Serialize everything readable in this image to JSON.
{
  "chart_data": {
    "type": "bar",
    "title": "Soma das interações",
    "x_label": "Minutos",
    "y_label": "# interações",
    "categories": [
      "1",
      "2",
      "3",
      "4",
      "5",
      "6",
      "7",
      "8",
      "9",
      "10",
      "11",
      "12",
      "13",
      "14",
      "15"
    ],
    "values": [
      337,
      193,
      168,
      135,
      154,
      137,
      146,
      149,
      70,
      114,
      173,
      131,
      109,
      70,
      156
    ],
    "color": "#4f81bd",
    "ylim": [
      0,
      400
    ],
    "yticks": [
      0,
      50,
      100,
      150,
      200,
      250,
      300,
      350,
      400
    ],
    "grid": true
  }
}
┄┄┄┄┄┄┄┄┄┄
**Work to do:** Repeat each of the entries above precisely as given.

**Solution below:**
Serialize everything readable in this image to JSON.
{
  "chart_data": {
    "type": "bar",
    "title": "Soma das interações",
    "x_label": "Minutos",
    "y_label": "# interações",
    "categories": [
      "1",
      "2",
      "3",
      "4",
      "5",
      "6",
      "7",
      "8",
      "9",
      "10",
      "11",
      "12",
      "13",
      "14",
      "15"
    ],
    "values": [
      337,
      193,
      168,
      135,
      154,
      137,
      146,
      149,
      70,
      114,
      173,
      131,
      109,
      70,
      156
    ],
    "color": "#4f81bd",
    "ylim": [
      0,
      400
    ],
    "yticks": [
      0,
      50,
      100,
      150,
      200,
      250,
      300,
      350,
      400
    ],
    "grid": true
  }
}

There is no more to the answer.